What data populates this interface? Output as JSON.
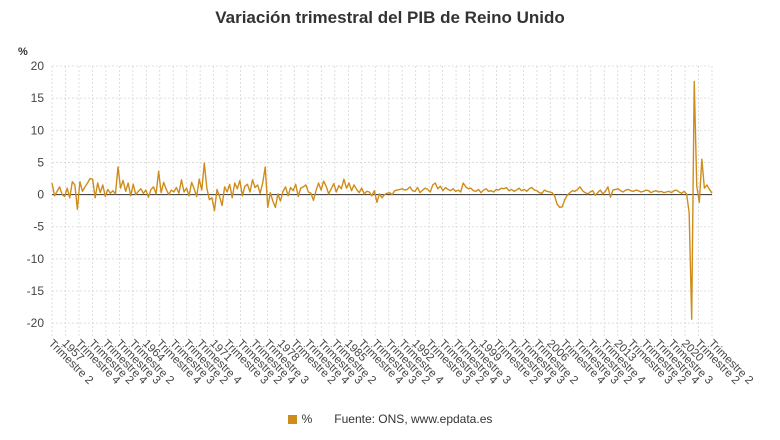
{
  "chart_data": {
    "type": "line",
    "title": "Variación trimestral del PIB de Reino Unido",
    "ylabel": "%",
    "ylim": [
      -22,
      20
    ],
    "yticks": [
      20,
      15,
      10,
      5,
      0,
      -5,
      -10,
      -15,
      -20
    ],
    "x_start_year": 1955,
    "x_start_quarter": 2,
    "x_label_every": 2,
    "x_tick_labels": [
      "Trimestre 2",
      "1957",
      "Trimestre 4",
      "Trimestre 2",
      "Trimestre 4",
      "Trimestre 3",
      "Trimestre 2",
      "1964",
      "Trimestre 4",
      "Trimestre 3",
      "Trimestre 2",
      "Trimestre 4",
      "1971",
      "Trimestre 3",
      "Trimestre 2",
      "Trimestre 4",
      "Trimestre 3",
      "1978",
      "Trimestre 2",
      "Trimestre 4",
      "Trimestre 3",
      "Trimestre 2",
      "1985",
      "Trimestre 4",
      "Trimestre 3",
      "Trimestre 2",
      "Trimestre 4",
      "1992",
      "Trimestre 3",
      "Trimestre 2",
      "Trimestre 4",
      "Trimestre 3",
      "1999",
      "Trimestre 2",
      "Trimestre 4",
      "Trimestre 3",
      "Trimestre 2",
      "2006",
      "Trimestre 4",
      "Trimestre 3",
      "Trimestre 2",
      "Trimestre 4",
      "2013",
      "Trimestre 3",
      "Trimestre 2",
      "Trimestre 4",
      "Trimestre 3",
      "2020",
      "Trimestre 2",
      "Trimestre 2"
    ],
    "grid": true,
    "legend_position": "bottom",
    "series": [
      {
        "name": "%",
        "color": "#d08c1a",
        "values": [
          1.8,
          -0.2,
          0.5,
          1.2,
          0.0,
          -0.3,
          1.0,
          -0.5,
          2.0,
          1.5,
          -2.3,
          2.0,
          0.5,
          1.2,
          1.8,
          2.5,
          2.4,
          -0.5,
          1.8,
          0.3,
          1.5,
          -0.3,
          0.8,
          0.2,
          0.6,
          0.1,
          4.3,
          1.0,
          2.2,
          0.5,
          1.8,
          -0.2,
          1.6,
          0.0,
          0.5,
          0.9,
          0.2,
          0.7,
          -0.4,
          0.8,
          1.2,
          0.1,
          3.6,
          0.3,
          1.9,
          0.8,
          0.0,
          0.7,
          0.4,
          1.1,
          0.2,
          2.3,
          0.4,
          1.0,
          -0.2,
          1.9,
          0.9,
          -0.3,
          2.4,
          0.7,
          4.9,
          1.0,
          -0.8,
          -0.5,
          -2.5,
          0.8,
          -0.3,
          -1.7,
          1.2,
          0.4,
          1.6,
          -0.5,
          1.8,
          0.9,
          2.2,
          -0.2,
          1.3,
          1.6,
          0.4,
          2.3,
          1.1,
          1.5,
          0.2,
          1.8,
          4.3,
          -2.0,
          0.3,
          -1.0,
          -2.0,
          0.1,
          -1.0,
          0.5,
          1.2,
          -0.2,
          1.1,
          0.6,
          1.6,
          -0.3,
          1.0,
          1.2,
          1.5,
          0.4,
          0.2,
          -0.9,
          0.6,
          1.8,
          0.7,
          2.1,
          1.3,
          0.1,
          0.9,
          1.7,
          0.4,
          1.4,
          0.9,
          2.4,
          1.0,
          1.8,
          0.6,
          1.5,
          0.8,
          0.3,
          1.0,
          0.1,
          0.5,
          0.4,
          -0.2,
          0.6,
          -1.2,
          0.1,
          -0.5,
          0.0,
          0.2,
          0.3,
          0.0,
          0.6,
          0.7,
          0.8,
          0.9,
          0.7,
          0.8,
          1.2,
          0.6,
          0.5,
          1.1,
          0.3,
          0.7,
          1.0,
          0.8,
          0.4,
          1.5,
          1.8,
          0.9,
          1.3,
          0.6,
          1.1,
          0.8,
          0.6,
          0.9,
          0.5,
          0.7,
          0.4,
          1.8,
          1.2,
          0.9,
          1.0,
          0.6,
          0.5,
          0.8,
          0.3,
          0.7,
          0.9,
          0.5,
          0.6,
          0.4,
          0.8,
          0.7,
          1.0,
          0.9,
          1.1,
          0.6,
          0.8,
          0.5,
          0.7,
          1.0,
          0.6,
          0.8,
          0.5,
          0.9,
          1.1,
          0.7,
          0.6,
          0.3,
          0.2,
          0.7,
          0.5,
          0.4,
          0.3,
          -0.2,
          -1.5,
          -2.0,
          -1.9,
          -0.8,
          -0.1,
          0.3,
          0.6,
          0.5,
          0.8,
          1.2,
          0.6,
          0.3,
          0.1,
          0.4,
          0.6,
          -0.1,
          0.3,
          0.7,
          0.1,
          0.5,
          1.2,
          -0.4,
          0.7,
          0.8,
          0.9,
          0.6,
          0.4,
          0.7,
          0.8,
          0.6,
          0.5,
          0.7,
          0.6,
          0.4,
          0.5,
          0.7,
          0.6,
          0.3,
          0.5,
          0.6,
          0.4,
          0.5,
          0.3,
          0.4,
          0.5,
          0.3,
          0.6,
          0.7,
          0.4,
          0.2,
          0.5,
          0.1,
          -2.8,
          -19.4,
          17.6,
          1.3,
          -1.2,
          5.5,
          1.0,
          1.5,
          0.8,
          0.2
        ]
      }
    ]
  },
  "legend": {
    "label": "%",
    "source": "Fuente: ONS, www.epdata.es"
  }
}
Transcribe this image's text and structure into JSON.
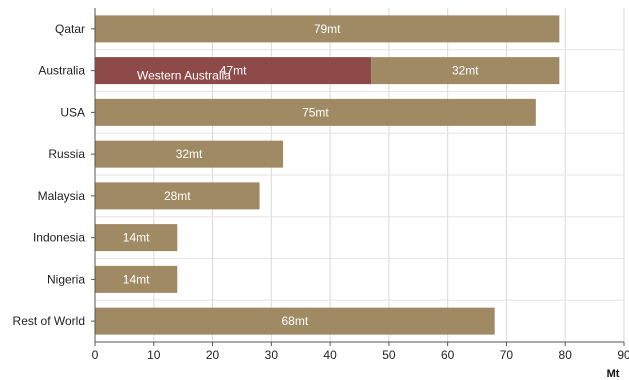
# # # #
__Instructions for the task__
In the records above, collect each line with "this".

__Completed exercise__
What data populates this interface? Output as JSON.
Transcribe this image's text and structure into JSON.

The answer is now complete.